● Short task: Every record must appear in your copy exactly as written, with no pictures.

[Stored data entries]
>>
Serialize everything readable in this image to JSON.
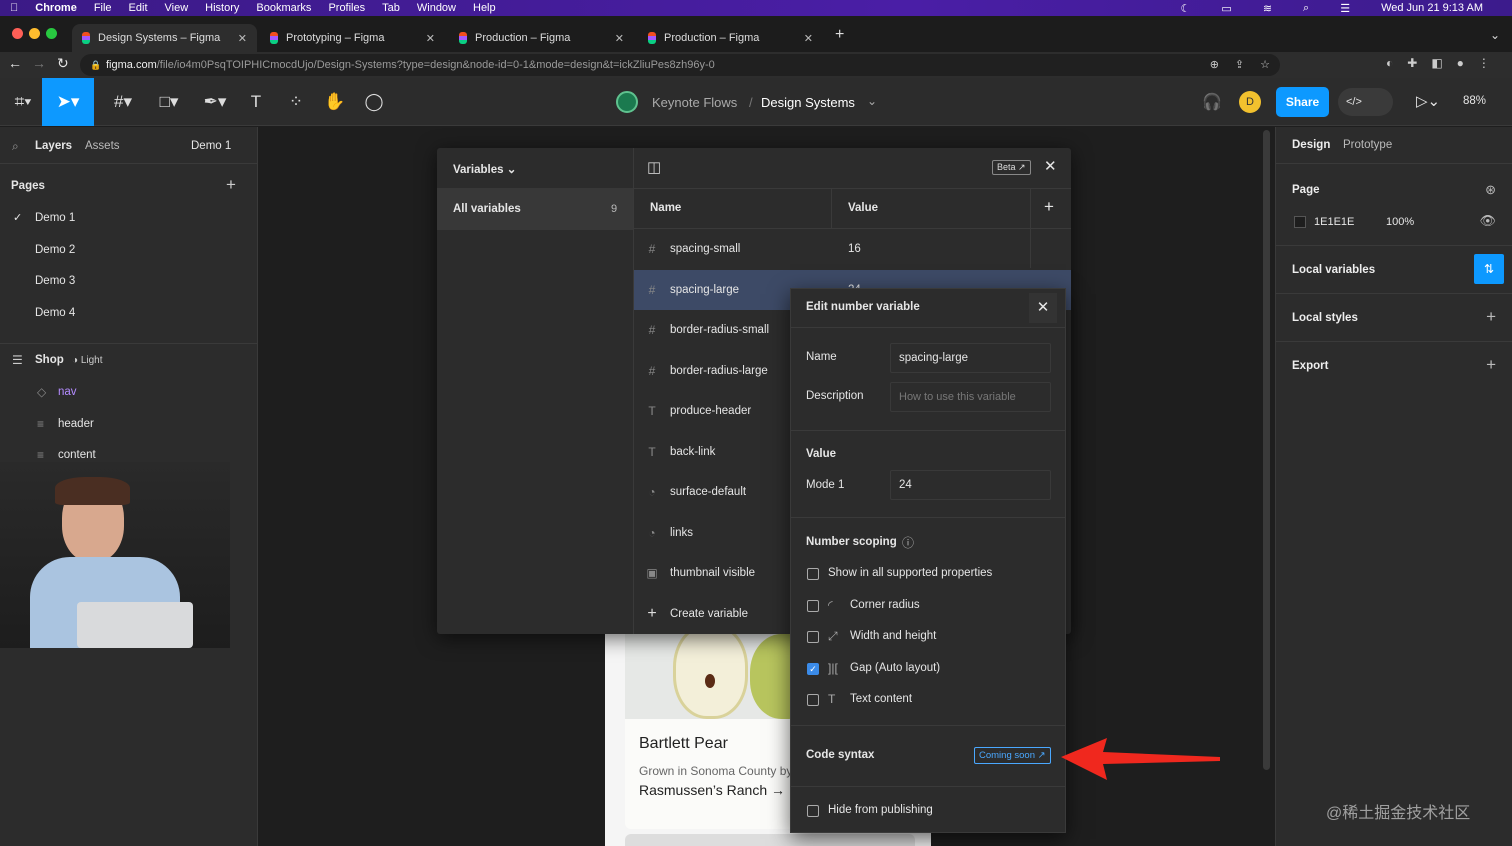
{
  "menubar": {
    "apple": "",
    "app": "Chrome",
    "items": [
      "File",
      "Edit",
      "View",
      "History",
      "Bookmarks",
      "Profiles",
      "Tab",
      "Window",
      "Help"
    ],
    "clock": "Wed Jun 21  9:13 AM"
  },
  "tabs": [
    {
      "label": "Design Systems – Figma",
      "active": true
    },
    {
      "label": "Prototyping – Figma"
    },
    {
      "label": "Production – Figma"
    },
    {
      "label": "Production – Figma"
    }
  ],
  "url": {
    "host": "figma.com",
    "path": "/file/io4m0PsqTOIPHICmocdUjo/Design-Systems?type=design&node-id=0-1&mode=design&t=ickZliuPes8zh96y-0"
  },
  "figma": {
    "project": "Keynote Flows",
    "separator": "/",
    "file": "Design Systems",
    "avatar": "D",
    "share": "Share",
    "zoom": "88%"
  },
  "left": {
    "tabs": [
      "Layers",
      "Assets"
    ],
    "page_select": "Demo 1",
    "pages_title": "Pages",
    "pages": [
      "Demo 1",
      "Demo 2",
      "Demo 3",
      "Demo 4"
    ],
    "frame": "Shop",
    "frame_mode": "Light",
    "layers": [
      "nav",
      "header",
      "content"
    ]
  },
  "right": {
    "tabs": [
      "Design",
      "Prototype"
    ],
    "page_title": "Page",
    "page_color": "1E1E1E",
    "page_opacity": "100%",
    "local_variables": "Local variables",
    "local_styles": "Local styles",
    "export": "Export"
  },
  "variables": {
    "title": "Variables",
    "collection": "All variables",
    "count": "9",
    "beta": "Beta",
    "col_name": "Name",
    "col_value": "Value",
    "rows": [
      {
        "icon": "#",
        "name": "spacing-small",
        "value": "16"
      },
      {
        "icon": "#",
        "name": "spacing-large",
        "value": "24"
      },
      {
        "icon": "#",
        "name": "border-radius-small",
        "value": ""
      },
      {
        "icon": "#",
        "name": "border-radius-large",
        "value": ""
      },
      {
        "icon": "T",
        "name": "produce-header",
        "value": ""
      },
      {
        "icon": "T",
        "name": "back-link",
        "value": ""
      },
      {
        "icon": "◔",
        "name": "surface-default",
        "value": ""
      },
      {
        "icon": "◔",
        "name": "links",
        "value": ""
      },
      {
        "icon": "▣",
        "name": "thumbnail visible",
        "value": ""
      }
    ],
    "create": "Create variable"
  },
  "edit": {
    "title": "Edit number variable",
    "name_label": "Name",
    "name_value": "spacing-large",
    "desc_label": "Description",
    "desc_placeholder": "How to use this variable",
    "value_title": "Value",
    "mode_label": "Mode 1",
    "mode_value": "24",
    "scoping_title": "Number scoping",
    "scopes": [
      {
        "label": "Show in all supported properties",
        "checked": false,
        "icon": ""
      },
      {
        "label": "Corner radius",
        "checked": false,
        "icon": "◜"
      },
      {
        "label": "Width and height",
        "checked": false,
        "icon": "⤢"
      },
      {
        "label": "Gap (Auto layout)",
        "checked": true,
        "icon": "]|["
      },
      {
        "label": "Text content",
        "checked": false,
        "icon": "T"
      }
    ],
    "code_syntax": "Code syntax",
    "coming_soon": "Coming soon",
    "hide": "Hide from publishing"
  },
  "canvas": {
    "card_title": "Bartlett Pear",
    "card_sub": "Grown in Sonoma County by",
    "card_link": "Rasmussen’s Ranch →"
  },
  "watermark": "@稀土掘金技术社区",
  "colors": {
    "accent": "#0d99ff",
    "menubar": "#3f1c95",
    "arrow": "#f0281e",
    "panel": "#2c2c2c",
    "canvas": "#1e1e1e"
  }
}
<<
● Correct result:
Serialize everything readable in this image to JSON.
{
  "menubar": {
    "apple": "",
    "app": "Chrome",
    "items": [
      "File",
      "Edit",
      "View",
      "History",
      "Bookmarks",
      "Profiles",
      "Tab",
      "Window",
      "Help"
    ],
    "clock": "Wed Jun 21  9:13 AM"
  },
  "tabs": [
    {
      "label": "Design Systems – Figma",
      "active": true
    },
    {
      "label": "Prototyping – Figma"
    },
    {
      "label": "Production – Figma"
    },
    {
      "label": "Production – Figma"
    }
  ],
  "url": {
    "host": "figma.com",
    "path": "/file/io4m0PsqTOIPHICmocdUjo/Design-Systems?type=design&node-id=0-1&mode=design&t=ickZliuPes8zh96y-0"
  },
  "figma": {
    "project": "Keynote Flows",
    "separator": "/",
    "file": "Design Systems",
    "avatar": "D",
    "share": "Share",
    "zoom": "88%"
  },
  "left": {
    "tabs": [
      "Layers",
      "Assets"
    ],
    "page_select": "Demo 1",
    "pages_title": "Pages",
    "pages": [
      "Demo 1",
      "Demo 2",
      "Demo 3",
      "Demo 4"
    ],
    "frame": "Shop",
    "frame_mode": "Light",
    "layers": [
      "nav",
      "header",
      "content"
    ]
  },
  "right": {
    "tabs": [
      "Design",
      "Prototype"
    ],
    "page_title": "Page",
    "page_color": "1E1E1E",
    "page_opacity": "100%",
    "local_variables": "Local variables",
    "local_styles": "Local styles",
    "export": "Export"
  },
  "variables": {
    "title": "Variables",
    "collection": "All variables",
    "count": "9",
    "beta": "Beta",
    "col_name": "Name",
    "col_value": "Value",
    "rows": [
      {
        "icon": "#",
        "name": "spacing-small",
        "value": "16"
      },
      {
        "icon": "#",
        "name": "spacing-large",
        "value": "24"
      },
      {
        "icon": "#",
        "name": "border-radius-small",
        "value": ""
      },
      {
        "icon": "#",
        "name": "border-radius-large",
        "value": ""
      },
      {
        "icon": "T",
        "name": "produce-header",
        "value": ""
      },
      {
        "icon": "T",
        "name": "back-link",
        "value": ""
      },
      {
        "icon": "◔",
        "name": "surface-default",
        "value": ""
      },
      {
        "icon": "◔",
        "name": "links",
        "value": ""
      },
      {
        "icon": "▣",
        "name": "thumbnail visible",
        "value": ""
      }
    ],
    "create": "Create variable"
  },
  "edit": {
    "title": "Edit number variable",
    "name_label": "Name",
    "name_value": "spacing-large",
    "desc_label": "Description",
    "desc_placeholder": "How to use this variable",
    "value_title": "Value",
    "mode_label": "Mode 1",
    "mode_value": "24",
    "scoping_title": "Number scoping",
    "scopes": [
      {
        "label": "Show in all supported properties",
        "checked": false,
        "icon": ""
      },
      {
        "label": "Corner radius",
        "checked": false,
        "icon": "◜"
      },
      {
        "label": "Width and height",
        "checked": false,
        "icon": "⤢"
      },
      {
        "label": "Gap (Auto layout)",
        "checked": true,
        "icon": "]|["
      },
      {
        "label": "Text content",
        "checked": false,
        "icon": "T"
      }
    ],
    "code_syntax": "Code syntax",
    "coming_soon": "Coming soon",
    "hide": "Hide from publishing"
  },
  "canvas": {
    "card_title": "Bartlett Pear",
    "card_sub": "Grown in Sonoma County by",
    "card_link": "Rasmussen’s Ranch →"
  },
  "watermark": "@稀土掘金技术社区",
  "colors": {
    "accent": "#0d99ff",
    "menubar": "#3f1c95",
    "arrow": "#f0281e",
    "panel": "#2c2c2c",
    "canvas": "#1e1e1e"
  }
}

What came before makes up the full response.